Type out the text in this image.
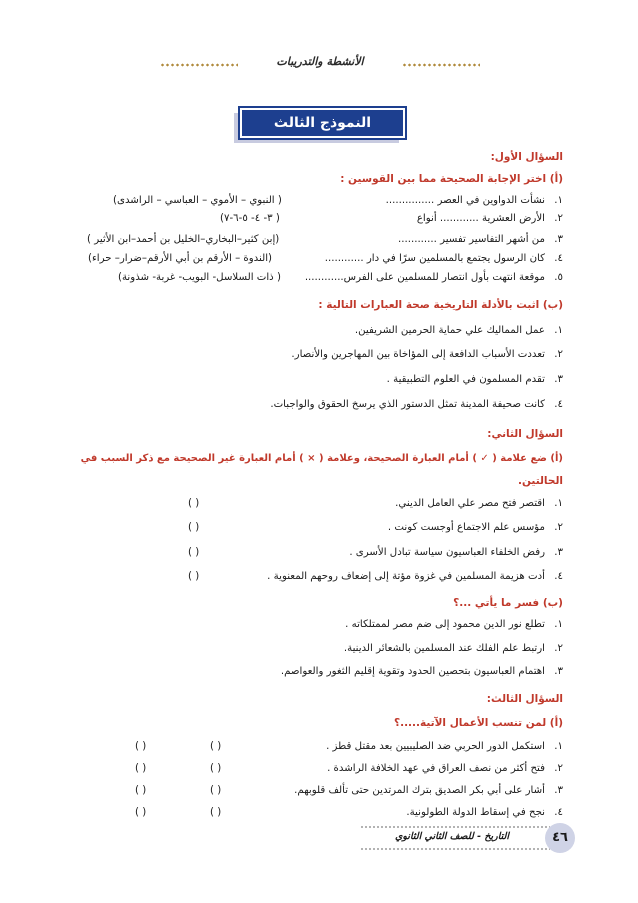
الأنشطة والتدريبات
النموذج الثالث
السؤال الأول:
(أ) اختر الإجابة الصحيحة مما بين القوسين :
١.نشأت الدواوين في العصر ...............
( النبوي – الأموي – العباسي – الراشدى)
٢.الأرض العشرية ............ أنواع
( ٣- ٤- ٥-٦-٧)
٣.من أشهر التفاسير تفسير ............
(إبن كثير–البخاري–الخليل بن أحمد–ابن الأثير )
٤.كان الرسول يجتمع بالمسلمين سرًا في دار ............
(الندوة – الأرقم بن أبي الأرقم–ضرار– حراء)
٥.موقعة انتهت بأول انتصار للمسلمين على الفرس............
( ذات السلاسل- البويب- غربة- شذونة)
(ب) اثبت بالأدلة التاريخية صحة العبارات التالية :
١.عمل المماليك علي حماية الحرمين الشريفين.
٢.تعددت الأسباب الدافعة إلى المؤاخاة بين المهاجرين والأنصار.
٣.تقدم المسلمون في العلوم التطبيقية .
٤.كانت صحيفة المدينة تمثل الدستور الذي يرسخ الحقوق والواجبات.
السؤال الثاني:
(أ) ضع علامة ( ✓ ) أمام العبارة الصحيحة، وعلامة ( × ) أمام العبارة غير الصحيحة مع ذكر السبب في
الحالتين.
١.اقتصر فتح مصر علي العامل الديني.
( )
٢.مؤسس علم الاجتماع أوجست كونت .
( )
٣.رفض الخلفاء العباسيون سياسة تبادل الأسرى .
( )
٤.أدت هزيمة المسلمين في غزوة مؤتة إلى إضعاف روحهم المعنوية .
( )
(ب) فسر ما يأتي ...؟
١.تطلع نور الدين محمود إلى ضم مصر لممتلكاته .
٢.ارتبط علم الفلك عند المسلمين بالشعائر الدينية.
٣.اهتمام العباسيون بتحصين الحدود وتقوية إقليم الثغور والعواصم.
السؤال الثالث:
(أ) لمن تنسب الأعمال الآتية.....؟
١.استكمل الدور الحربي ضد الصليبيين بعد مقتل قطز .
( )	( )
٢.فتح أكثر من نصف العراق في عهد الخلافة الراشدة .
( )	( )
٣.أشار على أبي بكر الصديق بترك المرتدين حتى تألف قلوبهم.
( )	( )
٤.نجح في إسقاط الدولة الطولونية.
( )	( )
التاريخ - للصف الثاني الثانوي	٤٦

• _Problem to work on_
The records above must be transcribed exactly. Pictures are left out of the copy.

• _The answer_
Type out the text in this image.
الأنشطة والتدريبات
النموذج الثالث
السؤال الأول:
(أ) اختر الإجابة الصحيحة مما بين القوسين :
١.نشأت الدواوين في العصر ...............
( النبوي – الأموي – العباسي – الراشدى)
٢.الأرض العشرية ............ أنواع
( ٣- ٤- ٥-٦-٧)
٣.من أشهر التفاسير تفسير ............
(إبن كثير–البخاري–الخليل بن أحمد–ابن الأثير )
٤.كان الرسول يجتمع بالمسلمين سرًا في دار ............
(الندوة – الأرقم بن أبي الأرقم–ضرار– حراء)
٥.موقعة انتهت بأول انتصار للمسلمين على الفرس............
( ذات السلاسل- البويب- غربة- شذونة)
(ب) اثبت بالأدلة التاريخية صحة العبارات التالية :
١.عمل المماليك علي حماية الحرمين الشريفين.
٢.تعددت الأسباب الدافعة إلى المؤاخاة بين المهاجرين والأنصار.
٣.تقدم المسلمون في العلوم التطبيقية .
٤.كانت صحيفة المدينة تمثل الدستور الذي يرسخ الحقوق والواجبات.
السؤال الثاني:
(أ) ضع علامة ( ✓ ) أمام العبارة الصحيحة، وعلامة ( × ) أمام العبارة غير الصحيحة مع ذكر السبب في
الحالتين.
١.اقتصر فتح مصر علي العامل الديني.
( )
٢.مؤسس علم الاجتماع أوجست كونت .
( )
٣.رفض الخلفاء العباسيون سياسة تبادل الأسرى .
( )
٤.أدت هزيمة المسلمين في غزوة مؤتة إلى إضعاف روحهم المعنوية .
( )
(ب) فسر ما يأتي ...؟
١.تطلع نور الدين محمود إلى ضم مصر لممتلكاته .
٢.ارتبط علم الفلك عند المسلمين بالشعائر الدينية.
٣.اهتمام العباسيون بتحصين الحدود وتقوية إقليم الثغور والعواصم.
السؤال الثالث:
(أ) لمن تنسب الأعمال الآتية.....؟
١.استكمل الدور الحربي ضد الصليبيين بعد مقتل قطز .
( )	( )
٢.فتح أكثر من نصف العراق في عهد الخلافة الراشدة .
( )	( )
٣.أشار على أبي بكر الصديق بترك المرتدين حتى تألف قلوبهم.
( )	( )
٤.نجح في إسقاط الدولة الطولونية.
( )	( )
التاريخ - للصف الثاني الثانوي	٤٦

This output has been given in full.